> _REQUIRED TASK_
Copy the records below exactly, omitting any pictures they contain.

> _DATA ENTRIES_

========================================================================

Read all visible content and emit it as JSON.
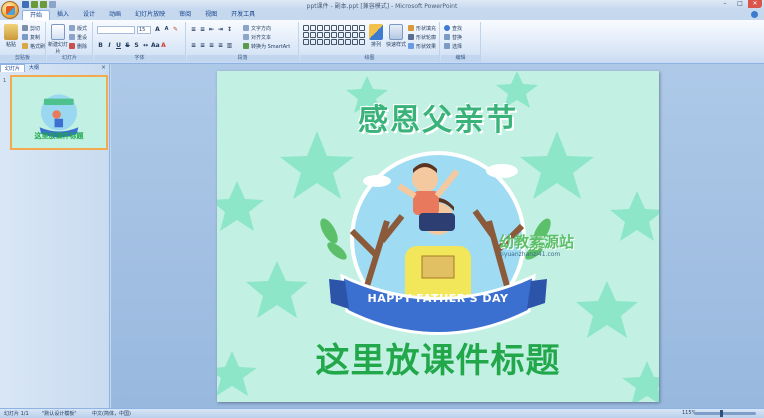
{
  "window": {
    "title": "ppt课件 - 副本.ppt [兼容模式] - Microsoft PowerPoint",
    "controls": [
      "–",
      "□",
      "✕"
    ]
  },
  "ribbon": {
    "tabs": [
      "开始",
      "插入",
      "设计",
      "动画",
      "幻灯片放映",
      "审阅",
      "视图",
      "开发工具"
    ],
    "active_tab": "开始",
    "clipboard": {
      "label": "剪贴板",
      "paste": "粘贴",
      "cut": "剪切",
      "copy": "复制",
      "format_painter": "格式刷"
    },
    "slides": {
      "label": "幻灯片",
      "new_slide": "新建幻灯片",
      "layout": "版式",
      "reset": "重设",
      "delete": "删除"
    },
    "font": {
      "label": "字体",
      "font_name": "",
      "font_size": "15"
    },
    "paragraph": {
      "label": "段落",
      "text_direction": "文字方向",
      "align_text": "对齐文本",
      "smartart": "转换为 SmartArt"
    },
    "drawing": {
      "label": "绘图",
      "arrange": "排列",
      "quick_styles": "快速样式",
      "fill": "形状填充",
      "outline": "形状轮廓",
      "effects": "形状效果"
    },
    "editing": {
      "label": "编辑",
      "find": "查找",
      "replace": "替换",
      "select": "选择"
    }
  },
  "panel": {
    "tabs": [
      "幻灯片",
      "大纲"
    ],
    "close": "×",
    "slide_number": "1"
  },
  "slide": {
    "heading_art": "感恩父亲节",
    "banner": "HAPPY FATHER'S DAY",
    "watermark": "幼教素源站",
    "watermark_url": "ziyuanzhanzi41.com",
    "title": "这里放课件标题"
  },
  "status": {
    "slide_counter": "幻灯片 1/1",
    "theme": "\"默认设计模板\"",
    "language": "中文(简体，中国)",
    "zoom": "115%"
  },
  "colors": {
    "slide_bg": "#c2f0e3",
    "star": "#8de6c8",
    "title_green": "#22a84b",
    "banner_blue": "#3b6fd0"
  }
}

========================================================================

> _OUTPUT BELOW_
Read all visible content and emit it as JSON.
{
  "window": {
    "title": "ppt课件 - 副本.ppt [兼容模式] - Microsoft PowerPoint",
    "controls": [
      "–",
      "□",
      "✕"
    ]
  },
  "ribbon": {
    "tabs": [
      "开始",
      "插入",
      "设计",
      "动画",
      "幻灯片放映",
      "审阅",
      "视图",
      "开发工具"
    ],
    "active_tab": "开始",
    "clipboard": {
      "label": "剪贴板",
      "paste": "粘贴",
      "cut": "剪切",
      "copy": "复制",
      "format_painter": "格式刷"
    },
    "slides": {
      "label": "幻灯片",
      "new_slide": "新建幻灯片",
      "layout": "版式",
      "reset": "重设",
      "delete": "删除"
    },
    "font": {
      "label": "字体",
      "font_name": "",
      "font_size": "15"
    },
    "paragraph": {
      "label": "段落",
      "text_direction": "文字方向",
      "align_text": "对齐文本",
      "smartart": "转换为 SmartArt"
    },
    "drawing": {
      "label": "绘图",
      "arrange": "排列",
      "quick_styles": "快速样式",
      "fill": "形状填充",
      "outline": "形状轮廓",
      "effects": "形状效果"
    },
    "editing": {
      "label": "编辑",
      "find": "查找",
      "replace": "替换",
      "select": "选择"
    }
  },
  "panel": {
    "tabs": [
      "幻灯片",
      "大纲"
    ],
    "close": "×",
    "slide_number": "1"
  },
  "slide": {
    "heading_art": "感恩父亲节",
    "banner": "HAPPY FATHER'S DAY",
    "watermark": "幼教素源站",
    "watermark_url": "ziyuanzhanzi41.com",
    "title": "这里放课件标题"
  },
  "status": {
    "slide_counter": "幻灯片 1/1",
    "theme": "\"默认设计模板\"",
    "language": "中文(简体，中国)",
    "zoom": "115%"
  },
  "colors": {
    "slide_bg": "#c2f0e3",
    "star": "#8de6c8",
    "title_green": "#22a84b",
    "banner_blue": "#3b6fd0"
  }
}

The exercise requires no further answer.